> _Task data_:
=-=-=-=-=

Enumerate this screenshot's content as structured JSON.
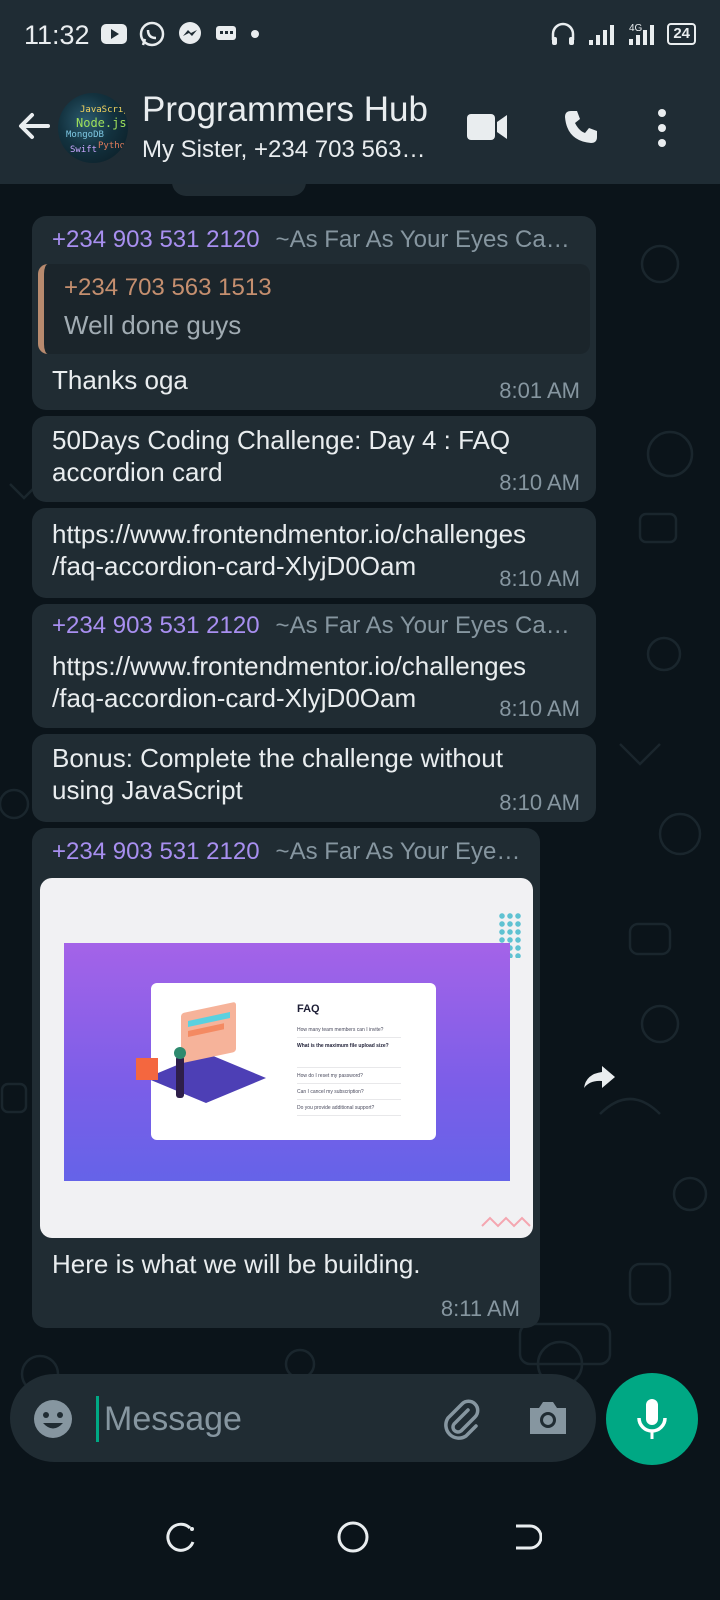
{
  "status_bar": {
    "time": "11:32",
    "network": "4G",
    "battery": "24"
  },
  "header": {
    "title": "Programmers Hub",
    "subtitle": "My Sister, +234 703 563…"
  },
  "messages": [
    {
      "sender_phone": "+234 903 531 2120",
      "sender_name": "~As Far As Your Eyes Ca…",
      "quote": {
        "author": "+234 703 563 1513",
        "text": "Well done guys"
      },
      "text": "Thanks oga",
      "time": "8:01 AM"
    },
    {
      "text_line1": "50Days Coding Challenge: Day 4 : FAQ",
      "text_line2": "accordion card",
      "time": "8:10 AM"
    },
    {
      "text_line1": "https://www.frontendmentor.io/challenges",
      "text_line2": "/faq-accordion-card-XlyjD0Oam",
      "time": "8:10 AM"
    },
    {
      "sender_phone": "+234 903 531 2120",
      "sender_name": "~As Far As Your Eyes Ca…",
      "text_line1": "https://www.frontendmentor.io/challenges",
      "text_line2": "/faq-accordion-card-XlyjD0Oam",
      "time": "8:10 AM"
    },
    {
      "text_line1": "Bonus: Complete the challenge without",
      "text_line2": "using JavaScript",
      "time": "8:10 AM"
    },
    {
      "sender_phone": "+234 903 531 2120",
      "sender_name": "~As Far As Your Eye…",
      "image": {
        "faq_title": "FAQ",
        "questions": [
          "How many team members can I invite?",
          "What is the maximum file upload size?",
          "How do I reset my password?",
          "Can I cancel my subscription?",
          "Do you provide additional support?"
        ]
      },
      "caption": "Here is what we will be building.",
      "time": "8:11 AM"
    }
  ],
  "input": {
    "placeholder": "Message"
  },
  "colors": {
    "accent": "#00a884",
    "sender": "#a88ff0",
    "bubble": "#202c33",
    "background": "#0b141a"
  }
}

=-=-=-=-=

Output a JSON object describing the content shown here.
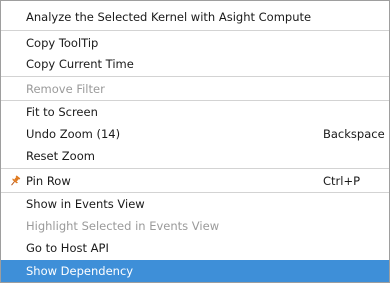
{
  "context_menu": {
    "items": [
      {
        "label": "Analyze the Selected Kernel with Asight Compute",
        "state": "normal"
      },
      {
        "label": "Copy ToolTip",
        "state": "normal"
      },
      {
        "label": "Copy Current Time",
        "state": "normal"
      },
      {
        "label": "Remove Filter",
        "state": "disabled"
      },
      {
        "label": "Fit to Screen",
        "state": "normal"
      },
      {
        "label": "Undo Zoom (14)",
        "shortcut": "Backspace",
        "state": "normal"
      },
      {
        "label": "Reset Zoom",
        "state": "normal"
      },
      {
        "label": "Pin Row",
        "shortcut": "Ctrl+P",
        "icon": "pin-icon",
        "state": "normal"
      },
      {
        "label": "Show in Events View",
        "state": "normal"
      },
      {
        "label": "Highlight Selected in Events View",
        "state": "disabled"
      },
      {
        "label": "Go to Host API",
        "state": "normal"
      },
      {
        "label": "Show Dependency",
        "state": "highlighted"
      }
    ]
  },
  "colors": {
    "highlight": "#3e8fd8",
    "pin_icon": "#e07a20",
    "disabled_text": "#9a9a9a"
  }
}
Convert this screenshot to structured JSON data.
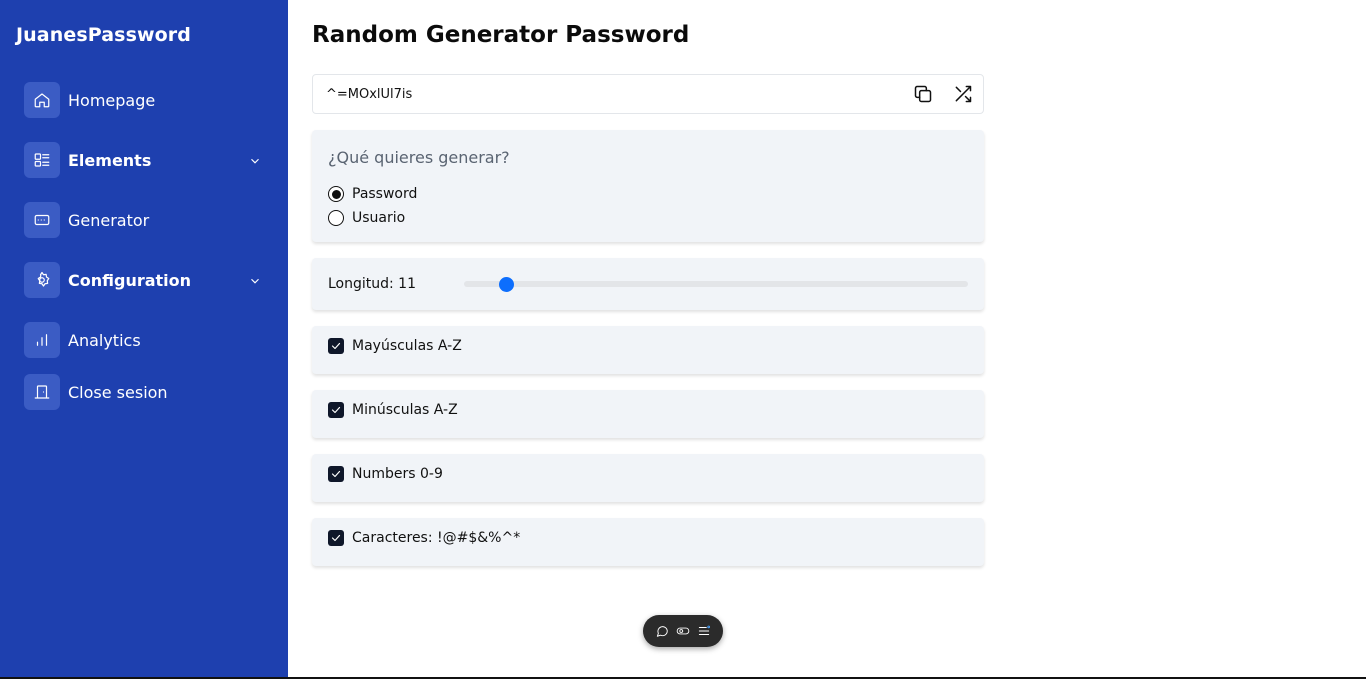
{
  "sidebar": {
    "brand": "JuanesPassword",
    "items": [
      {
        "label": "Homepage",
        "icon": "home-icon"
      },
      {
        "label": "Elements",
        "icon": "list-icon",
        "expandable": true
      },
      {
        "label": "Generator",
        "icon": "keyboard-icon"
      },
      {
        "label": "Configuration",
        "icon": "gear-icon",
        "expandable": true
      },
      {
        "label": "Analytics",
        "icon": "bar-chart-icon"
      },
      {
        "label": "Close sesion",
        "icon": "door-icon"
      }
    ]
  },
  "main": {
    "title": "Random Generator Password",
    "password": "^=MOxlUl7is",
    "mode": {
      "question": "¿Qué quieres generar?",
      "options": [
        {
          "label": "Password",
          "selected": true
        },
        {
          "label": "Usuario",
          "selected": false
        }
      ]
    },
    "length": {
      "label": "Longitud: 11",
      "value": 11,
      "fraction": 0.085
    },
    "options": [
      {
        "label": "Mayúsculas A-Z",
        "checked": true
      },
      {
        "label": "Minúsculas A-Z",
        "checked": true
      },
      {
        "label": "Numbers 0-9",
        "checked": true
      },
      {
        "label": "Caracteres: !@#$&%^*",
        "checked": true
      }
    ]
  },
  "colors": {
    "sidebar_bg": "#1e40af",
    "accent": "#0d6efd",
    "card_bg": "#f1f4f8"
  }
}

=-=-=-=-=

> _Task instructions_:
Copy each line from the records above that includes the string "content".

> _Reply to the exercise_:
Enumerate this screenshot's content as structured JSON.
Output a JSON object describing the content shown here.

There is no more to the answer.